▶ _RECORDS FOR THE EXERCISE_:
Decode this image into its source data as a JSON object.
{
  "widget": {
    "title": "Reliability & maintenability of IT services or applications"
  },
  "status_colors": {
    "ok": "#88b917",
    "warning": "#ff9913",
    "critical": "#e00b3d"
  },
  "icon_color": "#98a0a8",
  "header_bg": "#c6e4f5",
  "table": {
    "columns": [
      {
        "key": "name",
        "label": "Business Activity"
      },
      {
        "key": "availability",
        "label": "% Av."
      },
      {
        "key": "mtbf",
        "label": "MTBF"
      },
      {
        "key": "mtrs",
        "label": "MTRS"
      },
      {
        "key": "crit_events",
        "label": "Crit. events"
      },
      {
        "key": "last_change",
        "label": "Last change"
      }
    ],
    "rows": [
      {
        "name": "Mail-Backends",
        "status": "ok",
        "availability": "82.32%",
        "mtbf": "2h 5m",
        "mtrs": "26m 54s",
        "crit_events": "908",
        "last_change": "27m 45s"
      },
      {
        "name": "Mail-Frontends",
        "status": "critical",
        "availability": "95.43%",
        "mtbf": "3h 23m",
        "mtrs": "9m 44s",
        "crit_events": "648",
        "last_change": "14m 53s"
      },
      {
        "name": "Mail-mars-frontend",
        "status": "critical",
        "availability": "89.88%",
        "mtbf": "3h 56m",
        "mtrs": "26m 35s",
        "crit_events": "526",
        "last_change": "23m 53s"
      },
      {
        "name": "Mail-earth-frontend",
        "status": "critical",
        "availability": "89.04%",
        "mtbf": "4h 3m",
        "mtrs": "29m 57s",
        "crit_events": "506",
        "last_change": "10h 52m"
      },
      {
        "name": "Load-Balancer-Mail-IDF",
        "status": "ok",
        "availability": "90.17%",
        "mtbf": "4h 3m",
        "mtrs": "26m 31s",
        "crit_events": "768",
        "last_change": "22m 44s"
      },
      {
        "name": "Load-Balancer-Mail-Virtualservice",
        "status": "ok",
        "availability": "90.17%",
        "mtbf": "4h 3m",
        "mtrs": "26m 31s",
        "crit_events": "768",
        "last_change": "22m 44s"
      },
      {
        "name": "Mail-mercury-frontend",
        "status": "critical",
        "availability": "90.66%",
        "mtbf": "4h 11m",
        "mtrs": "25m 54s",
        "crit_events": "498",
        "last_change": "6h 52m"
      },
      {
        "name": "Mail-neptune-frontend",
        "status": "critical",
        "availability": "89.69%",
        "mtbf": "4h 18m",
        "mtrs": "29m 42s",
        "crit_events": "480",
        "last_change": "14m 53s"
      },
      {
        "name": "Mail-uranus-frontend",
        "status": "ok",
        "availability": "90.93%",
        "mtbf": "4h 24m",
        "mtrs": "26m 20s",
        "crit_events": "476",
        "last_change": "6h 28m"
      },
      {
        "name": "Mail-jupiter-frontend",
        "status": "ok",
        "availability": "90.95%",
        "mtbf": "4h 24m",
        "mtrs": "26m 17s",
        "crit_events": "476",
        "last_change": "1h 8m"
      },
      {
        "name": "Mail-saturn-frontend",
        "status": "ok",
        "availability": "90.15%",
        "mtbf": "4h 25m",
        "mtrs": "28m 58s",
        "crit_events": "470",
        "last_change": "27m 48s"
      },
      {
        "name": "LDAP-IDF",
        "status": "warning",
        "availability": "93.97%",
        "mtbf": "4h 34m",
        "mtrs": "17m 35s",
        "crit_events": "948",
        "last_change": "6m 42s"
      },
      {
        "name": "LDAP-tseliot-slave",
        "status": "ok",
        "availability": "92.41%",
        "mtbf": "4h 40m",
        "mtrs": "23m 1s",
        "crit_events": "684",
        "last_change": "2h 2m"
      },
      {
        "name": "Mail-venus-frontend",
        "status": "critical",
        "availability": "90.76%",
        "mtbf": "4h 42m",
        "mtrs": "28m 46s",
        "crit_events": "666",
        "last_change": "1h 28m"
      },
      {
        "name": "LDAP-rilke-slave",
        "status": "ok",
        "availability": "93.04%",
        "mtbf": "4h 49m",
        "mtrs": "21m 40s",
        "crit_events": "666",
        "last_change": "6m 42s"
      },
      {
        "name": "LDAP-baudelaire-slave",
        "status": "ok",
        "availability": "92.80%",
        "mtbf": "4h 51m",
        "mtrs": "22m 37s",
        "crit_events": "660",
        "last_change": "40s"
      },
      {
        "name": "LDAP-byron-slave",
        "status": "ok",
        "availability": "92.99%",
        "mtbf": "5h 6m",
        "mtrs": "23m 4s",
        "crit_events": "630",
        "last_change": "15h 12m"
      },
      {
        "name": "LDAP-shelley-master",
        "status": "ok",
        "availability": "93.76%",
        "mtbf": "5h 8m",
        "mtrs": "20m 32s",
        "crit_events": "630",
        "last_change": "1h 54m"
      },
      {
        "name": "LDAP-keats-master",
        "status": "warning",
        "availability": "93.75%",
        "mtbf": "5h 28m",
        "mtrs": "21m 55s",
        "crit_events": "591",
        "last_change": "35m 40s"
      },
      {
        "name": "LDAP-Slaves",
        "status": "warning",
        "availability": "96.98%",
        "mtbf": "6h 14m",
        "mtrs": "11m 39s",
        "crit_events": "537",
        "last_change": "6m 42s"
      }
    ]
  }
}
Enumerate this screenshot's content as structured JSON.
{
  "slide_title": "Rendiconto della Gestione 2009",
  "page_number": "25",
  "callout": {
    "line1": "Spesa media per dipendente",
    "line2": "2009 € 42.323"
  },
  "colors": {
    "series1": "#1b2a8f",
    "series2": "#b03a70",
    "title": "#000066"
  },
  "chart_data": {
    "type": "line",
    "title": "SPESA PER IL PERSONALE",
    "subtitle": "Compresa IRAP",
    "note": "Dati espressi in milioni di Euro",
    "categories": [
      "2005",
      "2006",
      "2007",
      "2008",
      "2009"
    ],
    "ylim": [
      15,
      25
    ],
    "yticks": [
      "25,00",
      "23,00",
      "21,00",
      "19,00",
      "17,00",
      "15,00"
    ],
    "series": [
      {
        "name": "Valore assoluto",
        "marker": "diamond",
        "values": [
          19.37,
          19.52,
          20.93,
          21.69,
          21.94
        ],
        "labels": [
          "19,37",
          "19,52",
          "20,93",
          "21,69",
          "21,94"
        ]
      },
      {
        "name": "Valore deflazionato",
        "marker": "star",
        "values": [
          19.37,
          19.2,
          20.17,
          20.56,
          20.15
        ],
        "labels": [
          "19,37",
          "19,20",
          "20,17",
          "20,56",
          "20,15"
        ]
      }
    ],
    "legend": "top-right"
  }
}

▶ _TASK DIRECTIONS_: In this exercise, repeat all entries exactly.

▶ _RESULT_:
Decode this image into its source data as a JSON object.
{
  "widget": {
    "title": "Reliability & maintenability of IT services or applications"
  },
  "status_colors": {
    "ok": "#88b917",
    "warning": "#ff9913",
    "critical": "#e00b3d"
  },
  "icon_color": "#98a0a8",
  "header_bg": "#c6e4f5",
  "table": {
    "columns": [
      {
        "key": "name",
        "label": "Business Activity"
      },
      {
        "key": "availability",
        "label": "% Av."
      },
      {
        "key": "mtbf",
        "label": "MTBF"
      },
      {
        "key": "mtrs",
        "label": "MTRS"
      },
      {
        "key": "crit_events",
        "label": "Crit. events"
      },
      {
        "key": "last_change",
        "label": "Last change"
      }
    ],
    "rows": [
      {
        "name": "Mail-Backends",
        "status": "ok",
        "availability": "82.32%",
        "mtbf": "2h 5m",
        "mtrs": "26m 54s",
        "crit_events": "908",
        "last_change": "27m 45s"
      },
      {
        "name": "Mail-Frontends",
        "status": "critical",
        "availability": "95.43%",
        "mtbf": "3h 23m",
        "mtrs": "9m 44s",
        "crit_events": "648",
        "last_change": "14m 53s"
      },
      {
        "name": "Mail-mars-frontend",
        "status": "critical",
        "availability": "89.88%",
        "mtbf": "3h 56m",
        "mtrs": "26m 35s",
        "crit_events": "526",
        "last_change": "23m 53s"
      },
      {
        "name": "Mail-earth-frontend",
        "status": "critical",
        "availability": "89.04%",
        "mtbf": "4h 3m",
        "mtrs": "29m 57s",
        "crit_events": "506",
        "last_change": "10h 52m"
      },
      {
        "name": "Load-Balancer-Mail-IDF",
        "status": "ok",
        "availability": "90.17%",
        "mtbf": "4h 3m",
        "mtrs": "26m 31s",
        "crit_events": "768",
        "last_change": "22m 44s"
      },
      {
        "name": "Load-Balancer-Mail-Virtualservice",
        "status": "ok",
        "availability": "90.17%",
        "mtbf": "4h 3m",
        "mtrs": "26m 31s",
        "crit_events": "768",
        "last_change": "22m 44s"
      },
      {
        "name": "Mail-mercury-frontend",
        "status": "critical",
        "availability": "90.66%",
        "mtbf": "4h 11m",
        "mtrs": "25m 54s",
        "crit_events": "498",
        "last_change": "6h 52m"
      },
      {
        "name": "Mail-neptune-frontend",
        "status": "critical",
        "availability": "89.69%",
        "mtbf": "4h 18m",
        "mtrs": "29m 42s",
        "crit_events": "480",
        "last_change": "14m 53s"
      },
      {
        "name": "Mail-uranus-frontend",
        "status": "ok",
        "availability": "90.93%",
        "mtbf": "4h 24m",
        "mtrs": "26m 20s",
        "crit_events": "476",
        "last_change": "6h 28m"
      },
      {
        "name": "Mail-jupiter-frontend",
        "status": "ok",
        "availability": "90.95%",
        "mtbf": "4h 24m",
        "mtrs": "26m 17s",
        "crit_events": "476",
        "last_change": "1h 8m"
      },
      {
        "name": "Mail-saturn-frontend",
        "status": "ok",
        "availability": "90.15%",
        "mtbf": "4h 25m",
        "mtrs": "28m 58s",
        "crit_events": "470",
        "last_change": "27m 48s"
      },
      {
        "name": "LDAP-IDF",
        "status": "warning",
        "availability": "93.97%",
        "mtbf": "4h 34m",
        "mtrs": "17m 35s",
        "crit_events": "948",
        "last_change": "6m 42s"
      },
      {
        "name": "LDAP-tseliot-slave",
        "status": "ok",
        "availability": "92.41%",
        "mtbf": "4h 40m",
        "mtrs": "23m 1s",
        "crit_events": "684",
        "last_change": "2h 2m"
      },
      {
        "name": "Mail-venus-frontend",
        "status": "critical",
        "availability": "90.76%",
        "mtbf": "4h 42m",
        "mtrs": "28m 46s",
        "crit_events": "666",
        "last_change": "1h 28m"
      },
      {
        "name": "LDAP-rilke-slave",
        "status": "ok",
        "availability": "93.04%",
        "mtbf": "4h 49m",
        "mtrs": "21m 40s",
        "crit_events": "666",
        "last_change": "6m 42s"
      },
      {
        "name": "LDAP-baudelaire-slave",
        "status": "ok",
        "availability": "92.80%",
        "mtbf": "4h 51m",
        "mtrs": "22m 37s",
        "crit_events": "660",
        "last_change": "40s"
      },
      {
        "name": "LDAP-byron-slave",
        "status": "ok",
        "availability": "92.99%",
        "mtbf": "5h 6m",
        "mtrs": "23m 4s",
        "crit_events": "630",
        "last_change": "15h 12m"
      },
      {
        "name": "LDAP-shelley-master",
        "status": "ok",
        "availability": "93.76%",
        "mtbf": "5h 8m",
        "mtrs": "20m 32s",
        "crit_events": "630",
        "last_change": "1h 54m"
      },
      {
        "name": "LDAP-keats-master",
        "status": "warning",
        "availability": "93.75%",
        "mtbf": "5h 28m",
        "mtrs": "21m 55s",
        "crit_events": "591",
        "last_change": "35m 40s"
      },
      {
        "name": "LDAP-Slaves",
        "status": "warning",
        "availability": "96.98%",
        "mtbf": "6h 14m",
        "mtrs": "11m 39s",
        "crit_events": "537",
        "last_change": "6m 42s"
      }
    ]
  }
}
Enumerate this screenshot's content as structured JSON.
{
  "slide_title": "Rendiconto della Gestione 2009",
  "page_number": "25",
  "callout": {
    "line1": "Spesa media per dipendente",
    "line2": "2009 € 42.323"
  },
  "colors": {
    "series1": "#1b2a8f",
    "series2": "#b03a70",
    "title": "#000066"
  },
  "chart_data": {
    "type": "line",
    "title": "SPESA PER IL PERSONALE",
    "subtitle": "Compresa IRAP",
    "note": "Dati espressi in milioni di Euro",
    "categories": [
      "2005",
      "2006",
      "2007",
      "2008",
      "2009"
    ],
    "ylim": [
      15,
      25
    ],
    "yticks": [
      "25,00",
      "23,00",
      "21,00",
      "19,00",
      "17,00",
      "15,00"
    ],
    "series": [
      {
        "name": "Valore assoluto",
        "marker": "diamond",
        "values": [
          19.37,
          19.52,
          20.93,
          21.69,
          21.94
        ],
        "labels": [
          "19,37",
          "19,52",
          "20,93",
          "21,69",
          "21,94"
        ]
      },
      {
        "name": "Valore deflazionato",
        "marker": "star",
        "values": [
          19.37,
          19.2,
          20.17,
          20.56,
          20.15
        ],
        "labels": [
          "19,37",
          "19,20",
          "20,17",
          "20,56",
          "20,15"
        ]
      }
    ],
    "legend": "top-right"
  }
}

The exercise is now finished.